** begin Data supplied **
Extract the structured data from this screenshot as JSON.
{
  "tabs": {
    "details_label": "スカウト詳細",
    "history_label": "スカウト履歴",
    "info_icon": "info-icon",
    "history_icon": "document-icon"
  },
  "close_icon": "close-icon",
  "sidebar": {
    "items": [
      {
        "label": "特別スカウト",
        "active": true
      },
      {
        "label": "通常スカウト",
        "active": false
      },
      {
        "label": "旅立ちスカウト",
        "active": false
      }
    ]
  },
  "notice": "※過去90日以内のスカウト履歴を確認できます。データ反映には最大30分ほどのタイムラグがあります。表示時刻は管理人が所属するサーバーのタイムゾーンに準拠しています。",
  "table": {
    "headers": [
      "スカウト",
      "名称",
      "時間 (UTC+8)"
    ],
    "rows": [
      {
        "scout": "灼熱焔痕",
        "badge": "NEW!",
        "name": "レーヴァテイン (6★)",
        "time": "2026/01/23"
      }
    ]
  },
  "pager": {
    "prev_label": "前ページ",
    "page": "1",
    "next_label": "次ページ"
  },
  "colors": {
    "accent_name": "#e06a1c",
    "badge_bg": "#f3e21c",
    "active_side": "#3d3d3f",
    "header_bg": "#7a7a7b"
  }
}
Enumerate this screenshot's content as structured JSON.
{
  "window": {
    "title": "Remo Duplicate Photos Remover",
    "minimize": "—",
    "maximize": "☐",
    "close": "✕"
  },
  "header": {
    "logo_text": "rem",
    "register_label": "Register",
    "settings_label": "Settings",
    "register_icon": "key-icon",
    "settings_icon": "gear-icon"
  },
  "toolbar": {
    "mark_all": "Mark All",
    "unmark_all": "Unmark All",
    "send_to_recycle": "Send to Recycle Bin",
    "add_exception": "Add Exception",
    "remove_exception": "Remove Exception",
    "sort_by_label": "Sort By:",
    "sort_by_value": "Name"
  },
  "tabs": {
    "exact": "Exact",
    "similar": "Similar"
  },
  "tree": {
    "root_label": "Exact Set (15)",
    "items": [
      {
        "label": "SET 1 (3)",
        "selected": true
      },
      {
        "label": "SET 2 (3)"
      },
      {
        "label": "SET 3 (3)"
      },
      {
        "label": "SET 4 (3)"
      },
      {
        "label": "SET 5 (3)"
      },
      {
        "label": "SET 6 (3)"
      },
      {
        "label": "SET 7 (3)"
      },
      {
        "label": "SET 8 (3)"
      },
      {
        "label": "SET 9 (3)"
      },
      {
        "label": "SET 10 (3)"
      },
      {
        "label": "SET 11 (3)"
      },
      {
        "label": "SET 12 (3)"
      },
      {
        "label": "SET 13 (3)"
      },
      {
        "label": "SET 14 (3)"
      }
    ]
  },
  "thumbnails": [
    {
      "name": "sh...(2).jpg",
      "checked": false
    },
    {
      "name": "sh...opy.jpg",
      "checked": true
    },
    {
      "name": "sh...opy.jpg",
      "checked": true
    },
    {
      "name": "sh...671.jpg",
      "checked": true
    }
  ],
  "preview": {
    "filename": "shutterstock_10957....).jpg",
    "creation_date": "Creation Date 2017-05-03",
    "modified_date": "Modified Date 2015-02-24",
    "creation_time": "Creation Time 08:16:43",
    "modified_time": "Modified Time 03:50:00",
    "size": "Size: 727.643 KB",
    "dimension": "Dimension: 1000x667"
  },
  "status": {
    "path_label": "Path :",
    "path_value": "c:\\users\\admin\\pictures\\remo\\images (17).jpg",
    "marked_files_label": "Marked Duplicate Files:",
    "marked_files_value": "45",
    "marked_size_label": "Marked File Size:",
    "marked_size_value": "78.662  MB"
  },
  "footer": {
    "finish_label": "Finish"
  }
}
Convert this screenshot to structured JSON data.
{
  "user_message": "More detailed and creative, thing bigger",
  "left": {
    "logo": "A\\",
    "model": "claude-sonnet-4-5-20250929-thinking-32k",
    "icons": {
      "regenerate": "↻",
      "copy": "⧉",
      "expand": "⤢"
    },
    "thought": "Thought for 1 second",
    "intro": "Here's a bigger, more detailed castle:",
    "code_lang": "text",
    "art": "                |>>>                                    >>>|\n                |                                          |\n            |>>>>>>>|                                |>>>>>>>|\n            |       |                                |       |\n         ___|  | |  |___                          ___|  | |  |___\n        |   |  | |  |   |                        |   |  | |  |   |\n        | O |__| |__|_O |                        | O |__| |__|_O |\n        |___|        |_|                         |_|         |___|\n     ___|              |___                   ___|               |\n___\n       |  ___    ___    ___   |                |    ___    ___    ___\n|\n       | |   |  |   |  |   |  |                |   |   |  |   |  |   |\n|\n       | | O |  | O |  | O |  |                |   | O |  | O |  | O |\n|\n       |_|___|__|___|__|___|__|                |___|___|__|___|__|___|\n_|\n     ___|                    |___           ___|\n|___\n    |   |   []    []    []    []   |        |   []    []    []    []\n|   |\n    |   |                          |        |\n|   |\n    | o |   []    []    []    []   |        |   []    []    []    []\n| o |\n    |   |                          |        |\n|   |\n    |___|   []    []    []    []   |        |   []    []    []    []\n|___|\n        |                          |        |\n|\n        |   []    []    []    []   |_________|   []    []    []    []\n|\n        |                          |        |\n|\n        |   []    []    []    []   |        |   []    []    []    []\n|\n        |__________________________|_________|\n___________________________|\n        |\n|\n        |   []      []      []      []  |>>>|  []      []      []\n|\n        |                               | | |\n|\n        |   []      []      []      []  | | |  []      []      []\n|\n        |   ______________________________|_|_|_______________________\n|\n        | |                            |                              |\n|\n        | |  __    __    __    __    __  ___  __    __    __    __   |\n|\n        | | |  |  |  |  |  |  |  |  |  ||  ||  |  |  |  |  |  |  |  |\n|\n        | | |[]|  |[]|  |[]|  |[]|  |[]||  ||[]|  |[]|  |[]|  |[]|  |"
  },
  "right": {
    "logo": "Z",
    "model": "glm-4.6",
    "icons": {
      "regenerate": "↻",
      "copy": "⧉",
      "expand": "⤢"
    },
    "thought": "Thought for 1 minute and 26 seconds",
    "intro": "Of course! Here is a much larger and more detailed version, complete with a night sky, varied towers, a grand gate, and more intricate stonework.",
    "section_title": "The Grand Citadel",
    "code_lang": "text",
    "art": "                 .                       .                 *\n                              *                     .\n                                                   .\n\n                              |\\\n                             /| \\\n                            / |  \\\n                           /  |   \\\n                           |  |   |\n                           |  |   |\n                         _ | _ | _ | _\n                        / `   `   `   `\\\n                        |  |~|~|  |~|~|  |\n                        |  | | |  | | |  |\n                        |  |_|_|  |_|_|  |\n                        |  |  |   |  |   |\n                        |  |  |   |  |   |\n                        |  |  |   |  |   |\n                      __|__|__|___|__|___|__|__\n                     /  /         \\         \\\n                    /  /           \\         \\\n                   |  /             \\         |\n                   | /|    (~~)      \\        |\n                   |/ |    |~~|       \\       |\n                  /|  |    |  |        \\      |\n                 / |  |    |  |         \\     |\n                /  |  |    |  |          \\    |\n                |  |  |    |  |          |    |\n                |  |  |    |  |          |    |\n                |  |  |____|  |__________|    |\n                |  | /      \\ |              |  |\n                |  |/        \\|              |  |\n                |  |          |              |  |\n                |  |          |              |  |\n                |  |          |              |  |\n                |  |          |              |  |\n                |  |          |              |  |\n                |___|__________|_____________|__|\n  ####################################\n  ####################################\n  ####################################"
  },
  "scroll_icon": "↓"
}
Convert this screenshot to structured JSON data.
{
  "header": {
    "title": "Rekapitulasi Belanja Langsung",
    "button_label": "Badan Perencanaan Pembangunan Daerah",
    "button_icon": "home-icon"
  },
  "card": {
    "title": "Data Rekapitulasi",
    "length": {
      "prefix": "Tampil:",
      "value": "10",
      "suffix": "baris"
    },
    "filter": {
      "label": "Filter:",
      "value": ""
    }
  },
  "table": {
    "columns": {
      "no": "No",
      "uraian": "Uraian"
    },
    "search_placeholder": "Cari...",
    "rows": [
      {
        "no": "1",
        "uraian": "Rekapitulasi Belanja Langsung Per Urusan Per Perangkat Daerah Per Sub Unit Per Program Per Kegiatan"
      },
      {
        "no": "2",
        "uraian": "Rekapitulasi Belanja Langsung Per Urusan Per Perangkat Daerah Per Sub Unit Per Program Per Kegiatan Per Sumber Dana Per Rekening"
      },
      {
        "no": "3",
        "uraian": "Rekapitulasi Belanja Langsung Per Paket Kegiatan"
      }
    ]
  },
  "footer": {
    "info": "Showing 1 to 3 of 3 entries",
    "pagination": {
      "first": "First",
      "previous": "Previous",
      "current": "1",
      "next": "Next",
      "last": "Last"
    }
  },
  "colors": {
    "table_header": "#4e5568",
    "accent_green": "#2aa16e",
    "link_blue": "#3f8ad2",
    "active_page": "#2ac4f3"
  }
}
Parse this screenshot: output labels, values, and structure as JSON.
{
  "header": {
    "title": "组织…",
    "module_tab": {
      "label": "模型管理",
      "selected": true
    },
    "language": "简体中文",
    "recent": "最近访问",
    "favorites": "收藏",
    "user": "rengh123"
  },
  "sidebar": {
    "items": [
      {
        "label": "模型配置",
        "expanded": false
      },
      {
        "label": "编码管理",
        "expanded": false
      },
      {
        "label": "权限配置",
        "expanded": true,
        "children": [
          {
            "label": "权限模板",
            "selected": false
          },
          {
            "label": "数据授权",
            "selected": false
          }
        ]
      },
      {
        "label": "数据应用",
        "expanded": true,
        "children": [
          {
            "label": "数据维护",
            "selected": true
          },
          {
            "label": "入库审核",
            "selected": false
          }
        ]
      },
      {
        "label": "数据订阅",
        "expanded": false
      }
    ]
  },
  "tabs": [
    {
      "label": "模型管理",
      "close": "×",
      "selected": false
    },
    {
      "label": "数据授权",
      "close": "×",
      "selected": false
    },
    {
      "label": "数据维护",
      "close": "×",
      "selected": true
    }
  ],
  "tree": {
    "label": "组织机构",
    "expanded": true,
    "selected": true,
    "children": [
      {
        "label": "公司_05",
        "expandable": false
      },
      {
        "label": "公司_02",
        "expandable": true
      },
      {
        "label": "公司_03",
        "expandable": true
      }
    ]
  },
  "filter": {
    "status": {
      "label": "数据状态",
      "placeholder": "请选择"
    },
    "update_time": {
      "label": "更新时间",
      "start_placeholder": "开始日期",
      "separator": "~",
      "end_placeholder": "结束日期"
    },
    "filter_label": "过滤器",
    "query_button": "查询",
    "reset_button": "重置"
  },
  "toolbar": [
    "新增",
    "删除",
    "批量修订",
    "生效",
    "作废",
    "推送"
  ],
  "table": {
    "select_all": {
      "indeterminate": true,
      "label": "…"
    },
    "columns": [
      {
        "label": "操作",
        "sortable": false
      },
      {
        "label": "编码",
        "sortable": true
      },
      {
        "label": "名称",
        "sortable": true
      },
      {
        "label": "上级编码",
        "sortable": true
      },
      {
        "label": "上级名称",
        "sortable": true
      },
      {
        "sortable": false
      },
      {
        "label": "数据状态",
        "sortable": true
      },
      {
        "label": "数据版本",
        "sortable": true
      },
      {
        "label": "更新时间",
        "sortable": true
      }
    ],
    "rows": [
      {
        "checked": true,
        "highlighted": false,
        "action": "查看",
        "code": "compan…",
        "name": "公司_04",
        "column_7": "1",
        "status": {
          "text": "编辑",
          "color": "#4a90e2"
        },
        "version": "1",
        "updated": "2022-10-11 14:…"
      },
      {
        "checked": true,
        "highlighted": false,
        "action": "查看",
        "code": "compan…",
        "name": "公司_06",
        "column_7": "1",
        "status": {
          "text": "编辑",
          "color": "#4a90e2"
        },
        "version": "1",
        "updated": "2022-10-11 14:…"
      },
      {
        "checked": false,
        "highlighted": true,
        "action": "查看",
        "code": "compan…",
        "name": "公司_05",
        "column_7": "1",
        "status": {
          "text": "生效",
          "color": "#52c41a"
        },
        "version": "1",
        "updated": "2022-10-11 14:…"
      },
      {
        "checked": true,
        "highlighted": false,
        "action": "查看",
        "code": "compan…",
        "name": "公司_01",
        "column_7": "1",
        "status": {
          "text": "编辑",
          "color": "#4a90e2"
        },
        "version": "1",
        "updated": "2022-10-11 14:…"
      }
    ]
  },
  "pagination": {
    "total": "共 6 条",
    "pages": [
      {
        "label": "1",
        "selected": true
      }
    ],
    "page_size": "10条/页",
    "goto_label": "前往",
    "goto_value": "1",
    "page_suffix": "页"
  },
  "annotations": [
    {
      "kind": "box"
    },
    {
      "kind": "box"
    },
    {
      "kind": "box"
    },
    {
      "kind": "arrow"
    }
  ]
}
** end Data supplied **
Gather up the lines that contain the word "Duplicate".

    "title": "Remo Duplicate Photos Remover",
    "marked_files_label": "Marked Duplicate Files:",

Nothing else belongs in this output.